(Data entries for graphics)
>>>

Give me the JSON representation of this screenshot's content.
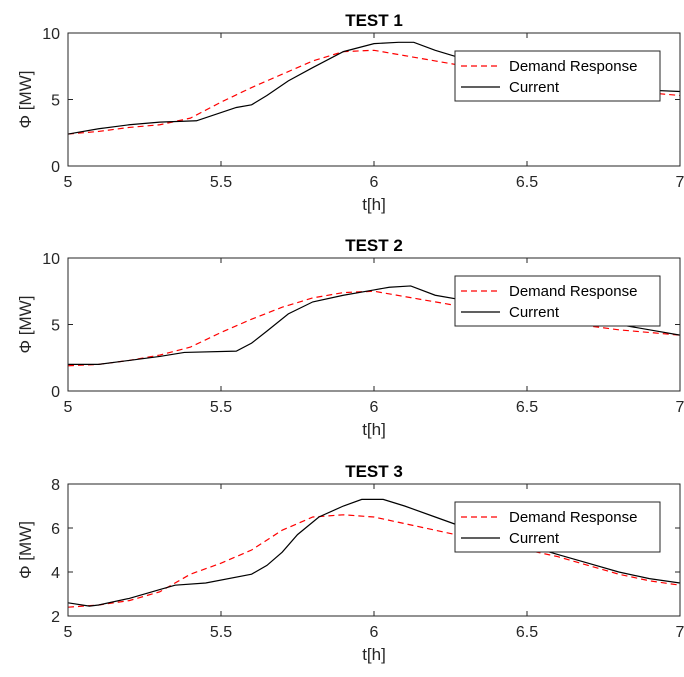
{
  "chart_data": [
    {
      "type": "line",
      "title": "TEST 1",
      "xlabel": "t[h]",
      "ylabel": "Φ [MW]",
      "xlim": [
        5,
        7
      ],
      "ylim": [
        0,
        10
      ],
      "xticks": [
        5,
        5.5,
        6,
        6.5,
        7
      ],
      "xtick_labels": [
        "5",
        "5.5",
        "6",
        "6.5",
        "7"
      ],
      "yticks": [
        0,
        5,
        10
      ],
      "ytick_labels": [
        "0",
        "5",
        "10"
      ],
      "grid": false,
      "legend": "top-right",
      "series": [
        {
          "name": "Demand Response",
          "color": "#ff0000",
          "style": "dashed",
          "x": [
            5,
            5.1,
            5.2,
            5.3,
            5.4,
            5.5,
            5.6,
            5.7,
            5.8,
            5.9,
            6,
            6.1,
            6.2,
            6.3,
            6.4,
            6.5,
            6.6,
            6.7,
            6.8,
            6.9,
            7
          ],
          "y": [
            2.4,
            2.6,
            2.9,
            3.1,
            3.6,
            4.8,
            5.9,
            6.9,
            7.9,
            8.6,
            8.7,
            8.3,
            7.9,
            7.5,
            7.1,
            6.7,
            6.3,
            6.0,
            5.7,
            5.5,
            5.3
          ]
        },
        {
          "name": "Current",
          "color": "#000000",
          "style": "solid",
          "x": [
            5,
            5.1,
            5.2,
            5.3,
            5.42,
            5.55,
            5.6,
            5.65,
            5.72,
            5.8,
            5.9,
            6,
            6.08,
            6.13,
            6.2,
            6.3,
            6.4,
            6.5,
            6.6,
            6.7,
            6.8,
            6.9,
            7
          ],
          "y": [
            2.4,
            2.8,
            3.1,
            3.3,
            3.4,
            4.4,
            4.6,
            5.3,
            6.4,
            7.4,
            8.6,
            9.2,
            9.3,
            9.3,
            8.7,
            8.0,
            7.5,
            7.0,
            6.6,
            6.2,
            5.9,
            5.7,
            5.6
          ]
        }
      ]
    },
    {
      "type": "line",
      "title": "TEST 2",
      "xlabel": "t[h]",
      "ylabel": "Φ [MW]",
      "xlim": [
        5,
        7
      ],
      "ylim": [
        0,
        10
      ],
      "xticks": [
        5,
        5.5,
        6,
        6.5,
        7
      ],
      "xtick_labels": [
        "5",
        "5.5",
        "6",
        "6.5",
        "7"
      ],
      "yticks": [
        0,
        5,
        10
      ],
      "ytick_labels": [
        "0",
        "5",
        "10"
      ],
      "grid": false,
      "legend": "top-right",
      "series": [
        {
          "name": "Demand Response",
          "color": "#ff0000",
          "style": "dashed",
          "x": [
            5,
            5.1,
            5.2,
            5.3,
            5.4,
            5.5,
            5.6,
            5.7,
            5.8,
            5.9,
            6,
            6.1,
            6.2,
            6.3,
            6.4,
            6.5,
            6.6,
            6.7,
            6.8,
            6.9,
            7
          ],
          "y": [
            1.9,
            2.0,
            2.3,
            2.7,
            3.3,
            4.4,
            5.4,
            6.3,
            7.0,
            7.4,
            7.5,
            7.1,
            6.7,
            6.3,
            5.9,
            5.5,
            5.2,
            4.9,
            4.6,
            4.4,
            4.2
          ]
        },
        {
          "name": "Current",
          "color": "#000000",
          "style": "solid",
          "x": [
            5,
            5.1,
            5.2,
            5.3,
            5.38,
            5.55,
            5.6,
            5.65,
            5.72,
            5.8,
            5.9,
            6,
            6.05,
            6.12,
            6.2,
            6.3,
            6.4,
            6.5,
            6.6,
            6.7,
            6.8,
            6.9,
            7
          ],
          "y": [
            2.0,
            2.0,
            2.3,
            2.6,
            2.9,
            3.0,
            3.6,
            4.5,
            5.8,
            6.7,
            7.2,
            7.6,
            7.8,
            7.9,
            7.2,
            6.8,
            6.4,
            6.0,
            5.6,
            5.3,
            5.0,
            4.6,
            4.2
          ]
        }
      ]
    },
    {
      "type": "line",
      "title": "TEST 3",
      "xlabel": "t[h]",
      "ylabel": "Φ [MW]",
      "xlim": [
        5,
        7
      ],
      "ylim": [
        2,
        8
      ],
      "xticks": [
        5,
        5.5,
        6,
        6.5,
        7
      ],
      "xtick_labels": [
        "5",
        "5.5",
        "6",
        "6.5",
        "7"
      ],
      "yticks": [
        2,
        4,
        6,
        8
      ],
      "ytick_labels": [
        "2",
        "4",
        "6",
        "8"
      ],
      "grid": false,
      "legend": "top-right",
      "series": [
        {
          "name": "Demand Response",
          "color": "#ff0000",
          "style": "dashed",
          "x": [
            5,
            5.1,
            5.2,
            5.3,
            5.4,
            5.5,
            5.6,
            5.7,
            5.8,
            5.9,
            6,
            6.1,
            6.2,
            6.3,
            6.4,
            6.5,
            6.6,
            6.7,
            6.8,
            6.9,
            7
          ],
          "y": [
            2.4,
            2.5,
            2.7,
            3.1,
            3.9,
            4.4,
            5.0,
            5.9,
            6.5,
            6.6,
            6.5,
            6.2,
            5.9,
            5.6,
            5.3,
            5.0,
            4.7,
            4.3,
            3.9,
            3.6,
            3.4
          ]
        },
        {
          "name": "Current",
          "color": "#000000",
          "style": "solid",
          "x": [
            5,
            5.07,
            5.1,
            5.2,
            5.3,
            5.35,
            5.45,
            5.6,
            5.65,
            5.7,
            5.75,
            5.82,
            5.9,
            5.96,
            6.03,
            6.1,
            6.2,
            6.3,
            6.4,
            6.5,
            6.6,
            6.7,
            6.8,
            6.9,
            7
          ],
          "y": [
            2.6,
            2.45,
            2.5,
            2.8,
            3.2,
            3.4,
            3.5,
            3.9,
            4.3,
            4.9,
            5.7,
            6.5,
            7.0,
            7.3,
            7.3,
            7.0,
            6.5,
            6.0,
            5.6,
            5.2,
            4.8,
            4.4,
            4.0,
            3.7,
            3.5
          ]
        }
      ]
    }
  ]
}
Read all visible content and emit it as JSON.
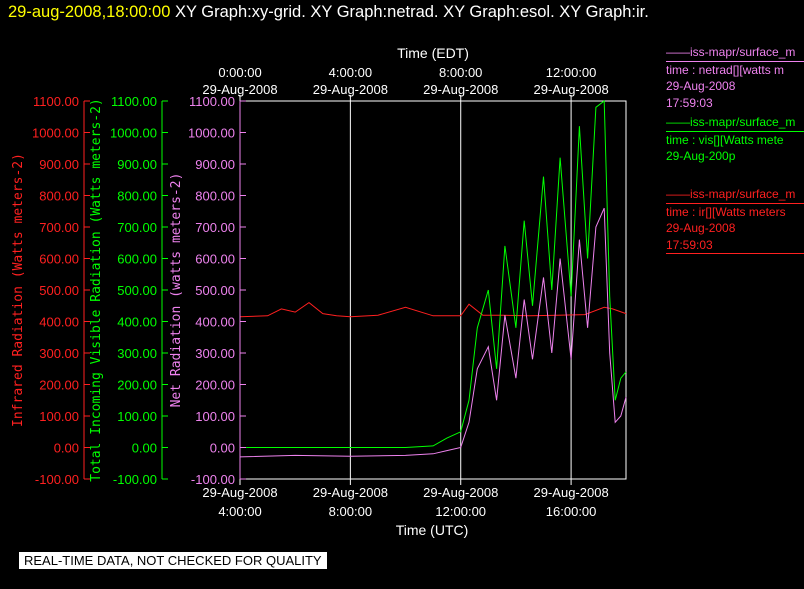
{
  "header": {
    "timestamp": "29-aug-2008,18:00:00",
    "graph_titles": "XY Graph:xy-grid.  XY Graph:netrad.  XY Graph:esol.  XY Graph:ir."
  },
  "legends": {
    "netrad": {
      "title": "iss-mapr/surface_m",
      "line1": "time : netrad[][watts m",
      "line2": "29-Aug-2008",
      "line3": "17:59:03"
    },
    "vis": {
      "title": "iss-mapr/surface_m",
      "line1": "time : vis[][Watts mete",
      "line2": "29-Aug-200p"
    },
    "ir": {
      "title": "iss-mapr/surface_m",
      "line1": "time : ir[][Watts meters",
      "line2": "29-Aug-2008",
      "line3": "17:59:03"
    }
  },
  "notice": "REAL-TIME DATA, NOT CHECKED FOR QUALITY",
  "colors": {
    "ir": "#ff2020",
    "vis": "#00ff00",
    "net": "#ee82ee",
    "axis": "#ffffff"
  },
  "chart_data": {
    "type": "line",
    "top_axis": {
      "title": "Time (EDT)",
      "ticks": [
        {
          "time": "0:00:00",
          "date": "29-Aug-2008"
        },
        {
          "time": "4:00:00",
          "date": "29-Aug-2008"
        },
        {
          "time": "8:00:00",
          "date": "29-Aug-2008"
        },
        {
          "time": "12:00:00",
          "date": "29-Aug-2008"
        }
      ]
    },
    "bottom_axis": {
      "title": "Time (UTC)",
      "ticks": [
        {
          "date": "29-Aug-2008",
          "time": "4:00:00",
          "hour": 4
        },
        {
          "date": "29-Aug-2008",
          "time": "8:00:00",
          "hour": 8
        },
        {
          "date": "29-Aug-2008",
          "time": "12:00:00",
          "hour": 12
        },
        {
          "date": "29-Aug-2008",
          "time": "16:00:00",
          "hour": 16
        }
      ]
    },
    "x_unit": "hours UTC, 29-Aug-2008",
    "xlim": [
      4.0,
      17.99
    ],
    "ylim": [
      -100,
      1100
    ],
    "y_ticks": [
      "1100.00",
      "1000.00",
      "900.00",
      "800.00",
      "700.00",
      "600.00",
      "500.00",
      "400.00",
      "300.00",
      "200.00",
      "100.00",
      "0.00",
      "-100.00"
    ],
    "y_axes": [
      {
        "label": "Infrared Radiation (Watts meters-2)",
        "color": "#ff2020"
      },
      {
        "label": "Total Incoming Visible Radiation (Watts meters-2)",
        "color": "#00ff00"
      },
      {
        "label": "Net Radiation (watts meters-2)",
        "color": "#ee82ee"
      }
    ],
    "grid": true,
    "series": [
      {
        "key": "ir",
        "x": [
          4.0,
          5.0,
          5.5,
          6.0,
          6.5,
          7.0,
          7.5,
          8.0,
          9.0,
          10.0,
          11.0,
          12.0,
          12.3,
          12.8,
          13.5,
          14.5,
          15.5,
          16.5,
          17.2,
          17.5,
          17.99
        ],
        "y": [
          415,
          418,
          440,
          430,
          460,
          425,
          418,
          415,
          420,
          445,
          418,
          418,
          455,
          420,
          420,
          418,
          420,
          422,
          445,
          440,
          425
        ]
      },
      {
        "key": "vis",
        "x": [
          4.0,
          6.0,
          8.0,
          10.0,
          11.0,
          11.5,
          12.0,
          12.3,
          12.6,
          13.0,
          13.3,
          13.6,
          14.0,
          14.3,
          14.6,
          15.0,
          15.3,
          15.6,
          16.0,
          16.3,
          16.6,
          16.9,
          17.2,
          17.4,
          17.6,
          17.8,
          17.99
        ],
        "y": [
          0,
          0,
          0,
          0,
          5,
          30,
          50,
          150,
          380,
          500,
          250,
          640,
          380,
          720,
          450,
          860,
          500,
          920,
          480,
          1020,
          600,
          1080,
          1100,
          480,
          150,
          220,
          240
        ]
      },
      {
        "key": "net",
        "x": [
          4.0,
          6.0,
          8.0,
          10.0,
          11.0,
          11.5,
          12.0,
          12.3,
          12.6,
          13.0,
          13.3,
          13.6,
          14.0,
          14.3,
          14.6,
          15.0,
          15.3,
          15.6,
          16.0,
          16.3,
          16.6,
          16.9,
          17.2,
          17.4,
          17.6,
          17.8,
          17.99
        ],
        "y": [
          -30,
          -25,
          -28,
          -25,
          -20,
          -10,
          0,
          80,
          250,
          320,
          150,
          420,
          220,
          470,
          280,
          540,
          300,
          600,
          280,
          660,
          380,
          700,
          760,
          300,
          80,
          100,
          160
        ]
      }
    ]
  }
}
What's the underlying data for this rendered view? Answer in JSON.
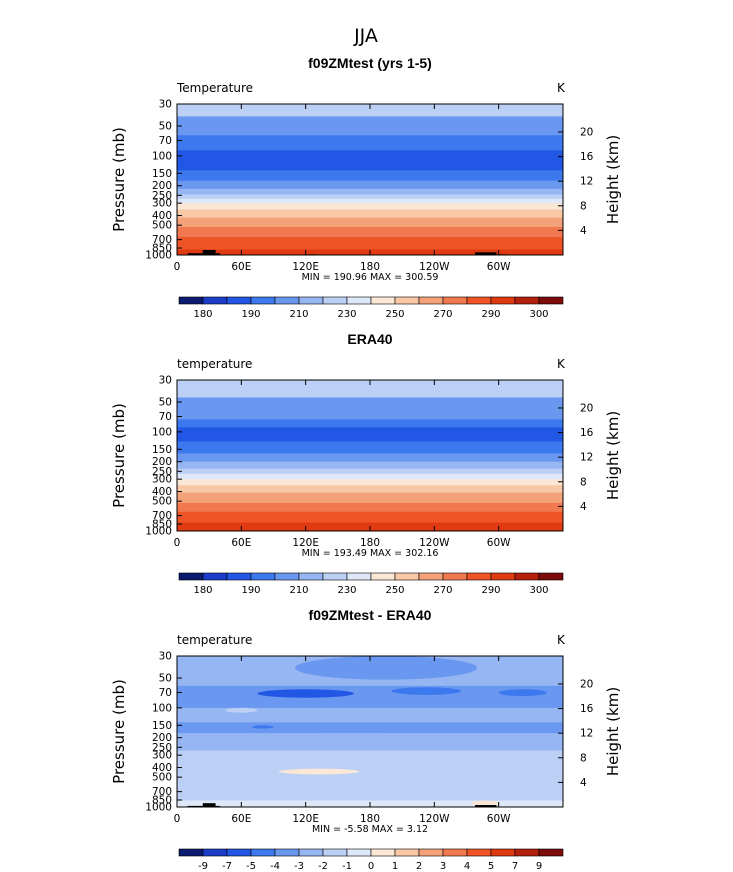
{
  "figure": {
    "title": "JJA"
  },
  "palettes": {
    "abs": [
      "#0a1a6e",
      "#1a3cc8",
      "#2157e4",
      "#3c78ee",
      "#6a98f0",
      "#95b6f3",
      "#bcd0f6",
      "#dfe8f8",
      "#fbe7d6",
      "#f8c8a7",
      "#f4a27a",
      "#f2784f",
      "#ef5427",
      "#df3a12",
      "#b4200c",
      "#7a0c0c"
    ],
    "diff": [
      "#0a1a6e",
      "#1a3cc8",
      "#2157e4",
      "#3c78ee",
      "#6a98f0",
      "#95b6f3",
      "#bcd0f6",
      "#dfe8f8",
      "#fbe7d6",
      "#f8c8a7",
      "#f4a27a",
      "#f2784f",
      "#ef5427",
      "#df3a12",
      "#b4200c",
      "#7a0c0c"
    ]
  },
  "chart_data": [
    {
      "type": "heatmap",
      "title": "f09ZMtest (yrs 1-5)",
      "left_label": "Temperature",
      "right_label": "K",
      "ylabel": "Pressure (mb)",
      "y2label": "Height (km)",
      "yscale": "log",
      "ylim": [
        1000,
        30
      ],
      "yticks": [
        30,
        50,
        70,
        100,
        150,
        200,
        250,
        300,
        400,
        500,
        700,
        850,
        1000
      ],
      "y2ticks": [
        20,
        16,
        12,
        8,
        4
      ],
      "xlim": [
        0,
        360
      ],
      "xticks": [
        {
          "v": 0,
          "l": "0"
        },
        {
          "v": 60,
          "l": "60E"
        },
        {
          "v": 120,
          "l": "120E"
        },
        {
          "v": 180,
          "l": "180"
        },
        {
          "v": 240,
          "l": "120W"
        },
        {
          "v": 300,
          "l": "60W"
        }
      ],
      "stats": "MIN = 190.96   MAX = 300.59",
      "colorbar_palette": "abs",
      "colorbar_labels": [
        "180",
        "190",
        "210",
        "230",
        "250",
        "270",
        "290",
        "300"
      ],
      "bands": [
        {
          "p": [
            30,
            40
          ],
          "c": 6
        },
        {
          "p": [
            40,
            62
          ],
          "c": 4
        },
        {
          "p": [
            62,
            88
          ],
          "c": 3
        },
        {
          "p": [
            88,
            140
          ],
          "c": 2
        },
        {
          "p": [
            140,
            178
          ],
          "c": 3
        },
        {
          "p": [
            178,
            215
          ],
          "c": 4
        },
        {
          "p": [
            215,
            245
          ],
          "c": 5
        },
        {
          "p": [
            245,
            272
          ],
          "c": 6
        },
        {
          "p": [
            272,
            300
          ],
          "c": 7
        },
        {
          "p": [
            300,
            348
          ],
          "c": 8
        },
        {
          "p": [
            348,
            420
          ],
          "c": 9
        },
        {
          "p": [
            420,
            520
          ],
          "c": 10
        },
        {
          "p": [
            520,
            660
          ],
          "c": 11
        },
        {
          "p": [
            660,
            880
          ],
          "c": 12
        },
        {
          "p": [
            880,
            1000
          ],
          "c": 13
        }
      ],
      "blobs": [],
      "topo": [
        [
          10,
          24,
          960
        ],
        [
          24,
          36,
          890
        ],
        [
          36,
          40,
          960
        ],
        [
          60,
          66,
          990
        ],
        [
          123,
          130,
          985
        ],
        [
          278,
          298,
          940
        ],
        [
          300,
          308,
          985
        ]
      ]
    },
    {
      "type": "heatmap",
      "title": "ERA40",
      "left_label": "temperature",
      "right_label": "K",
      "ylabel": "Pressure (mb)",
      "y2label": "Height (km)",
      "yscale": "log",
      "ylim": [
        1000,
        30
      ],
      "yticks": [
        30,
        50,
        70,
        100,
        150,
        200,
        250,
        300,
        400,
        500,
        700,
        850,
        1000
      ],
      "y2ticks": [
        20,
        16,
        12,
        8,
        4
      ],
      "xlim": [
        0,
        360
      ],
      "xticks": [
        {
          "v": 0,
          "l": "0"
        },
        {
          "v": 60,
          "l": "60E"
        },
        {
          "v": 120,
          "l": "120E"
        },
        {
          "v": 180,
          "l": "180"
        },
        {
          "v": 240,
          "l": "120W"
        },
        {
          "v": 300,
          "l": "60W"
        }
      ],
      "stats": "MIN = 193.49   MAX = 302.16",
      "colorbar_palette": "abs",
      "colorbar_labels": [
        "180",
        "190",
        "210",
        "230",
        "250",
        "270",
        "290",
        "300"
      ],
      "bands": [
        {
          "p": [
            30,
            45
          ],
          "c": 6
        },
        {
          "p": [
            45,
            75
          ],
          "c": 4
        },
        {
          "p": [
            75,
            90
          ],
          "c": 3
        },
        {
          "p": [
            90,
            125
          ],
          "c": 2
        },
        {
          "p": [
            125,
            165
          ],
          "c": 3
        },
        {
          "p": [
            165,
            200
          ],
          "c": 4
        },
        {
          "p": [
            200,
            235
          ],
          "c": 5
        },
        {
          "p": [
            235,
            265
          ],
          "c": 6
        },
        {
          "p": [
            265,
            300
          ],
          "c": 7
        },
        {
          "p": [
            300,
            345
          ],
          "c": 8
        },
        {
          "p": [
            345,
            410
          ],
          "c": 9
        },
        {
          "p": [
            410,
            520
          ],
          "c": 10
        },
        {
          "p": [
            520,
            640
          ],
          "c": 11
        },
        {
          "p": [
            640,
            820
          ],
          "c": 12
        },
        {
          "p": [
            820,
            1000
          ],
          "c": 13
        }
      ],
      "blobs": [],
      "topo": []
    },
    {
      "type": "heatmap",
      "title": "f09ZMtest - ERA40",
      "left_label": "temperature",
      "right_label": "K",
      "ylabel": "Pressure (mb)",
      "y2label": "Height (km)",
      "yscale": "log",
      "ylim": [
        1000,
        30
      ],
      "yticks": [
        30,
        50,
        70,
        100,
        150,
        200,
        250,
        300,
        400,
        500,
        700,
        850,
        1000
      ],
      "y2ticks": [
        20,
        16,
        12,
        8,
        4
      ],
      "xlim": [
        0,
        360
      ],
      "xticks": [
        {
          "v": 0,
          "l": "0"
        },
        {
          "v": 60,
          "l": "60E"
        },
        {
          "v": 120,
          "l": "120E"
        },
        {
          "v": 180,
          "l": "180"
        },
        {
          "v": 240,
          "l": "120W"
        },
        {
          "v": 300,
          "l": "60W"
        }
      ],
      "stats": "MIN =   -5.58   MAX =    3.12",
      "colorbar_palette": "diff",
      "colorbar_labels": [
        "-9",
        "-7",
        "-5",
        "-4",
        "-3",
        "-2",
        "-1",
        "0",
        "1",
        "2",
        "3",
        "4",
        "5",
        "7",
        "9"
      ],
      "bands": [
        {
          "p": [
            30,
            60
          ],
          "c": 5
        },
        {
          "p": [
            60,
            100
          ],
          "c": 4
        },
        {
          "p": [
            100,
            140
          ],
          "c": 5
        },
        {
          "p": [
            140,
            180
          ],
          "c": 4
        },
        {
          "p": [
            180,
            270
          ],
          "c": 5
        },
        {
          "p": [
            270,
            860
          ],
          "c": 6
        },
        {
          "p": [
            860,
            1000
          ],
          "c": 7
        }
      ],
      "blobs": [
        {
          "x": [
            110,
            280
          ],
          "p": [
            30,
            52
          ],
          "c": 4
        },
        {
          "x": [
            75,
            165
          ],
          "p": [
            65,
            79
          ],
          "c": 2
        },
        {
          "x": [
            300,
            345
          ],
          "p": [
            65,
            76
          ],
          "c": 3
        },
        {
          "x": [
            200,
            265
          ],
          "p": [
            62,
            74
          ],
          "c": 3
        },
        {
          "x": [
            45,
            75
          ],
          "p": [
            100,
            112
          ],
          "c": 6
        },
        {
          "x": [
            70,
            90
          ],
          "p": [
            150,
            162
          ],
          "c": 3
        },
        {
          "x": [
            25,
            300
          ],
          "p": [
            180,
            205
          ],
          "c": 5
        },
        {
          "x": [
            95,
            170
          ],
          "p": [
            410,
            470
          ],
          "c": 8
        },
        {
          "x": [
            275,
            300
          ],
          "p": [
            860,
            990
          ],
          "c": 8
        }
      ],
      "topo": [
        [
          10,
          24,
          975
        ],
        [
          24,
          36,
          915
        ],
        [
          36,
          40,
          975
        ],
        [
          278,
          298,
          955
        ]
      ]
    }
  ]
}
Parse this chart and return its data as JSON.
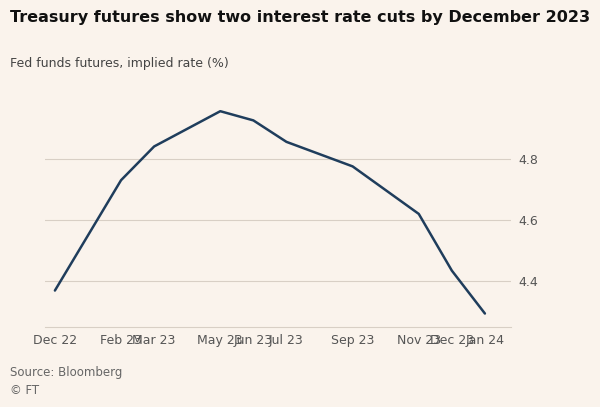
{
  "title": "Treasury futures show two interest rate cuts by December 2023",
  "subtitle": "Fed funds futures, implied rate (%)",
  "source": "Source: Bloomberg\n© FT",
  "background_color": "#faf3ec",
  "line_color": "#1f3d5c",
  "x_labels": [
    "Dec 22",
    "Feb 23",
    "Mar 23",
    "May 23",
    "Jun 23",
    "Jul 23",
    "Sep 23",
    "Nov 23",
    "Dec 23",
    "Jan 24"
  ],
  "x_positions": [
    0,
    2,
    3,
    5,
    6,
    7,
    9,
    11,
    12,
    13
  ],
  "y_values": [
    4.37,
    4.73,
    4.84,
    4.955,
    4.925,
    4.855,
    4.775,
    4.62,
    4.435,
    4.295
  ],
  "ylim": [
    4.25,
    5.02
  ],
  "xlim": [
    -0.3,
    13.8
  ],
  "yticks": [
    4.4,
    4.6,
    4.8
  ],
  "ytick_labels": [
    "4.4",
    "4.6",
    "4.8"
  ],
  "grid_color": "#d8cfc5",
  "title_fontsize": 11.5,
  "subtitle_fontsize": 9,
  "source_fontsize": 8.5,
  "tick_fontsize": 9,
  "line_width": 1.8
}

<<<

Problem to work on: Find the line with "Parse this chart and return its data as JSON." in the listing and extract it and all lines after it through the end, exactly, without the pictures.

Result of this task:
Parse this chart and return its data as JSON.
{
  "title": "Treasury futures show two interest rate cuts by December 2023",
  "subtitle": "Fed funds futures, implied rate (%)",
  "source": "Source: Bloomberg\n© FT",
  "background_color": "#faf3ec",
  "line_color": "#1f3d5c",
  "x_labels": [
    "Dec 22",
    "Feb 23",
    "Mar 23",
    "May 23",
    "Jun 23",
    "Jul 23",
    "Sep 23",
    "Nov 23",
    "Dec 23",
    "Jan 24"
  ],
  "x_positions": [
    0,
    2,
    3,
    5,
    6,
    7,
    9,
    11,
    12,
    13
  ],
  "y_values": [
    4.37,
    4.73,
    4.84,
    4.955,
    4.925,
    4.855,
    4.775,
    4.62,
    4.435,
    4.295
  ],
  "ylim": [
    4.25,
    5.02
  ],
  "xlim": [
    -0.3,
    13.8
  ],
  "yticks": [
    4.4,
    4.6,
    4.8
  ],
  "ytick_labels": [
    "4.4",
    "4.6",
    "4.8"
  ],
  "grid_color": "#d8cfc5",
  "title_fontsize": 11.5,
  "subtitle_fontsize": 9,
  "source_fontsize": 8.5,
  "tick_fontsize": 9,
  "line_width": 1.8
}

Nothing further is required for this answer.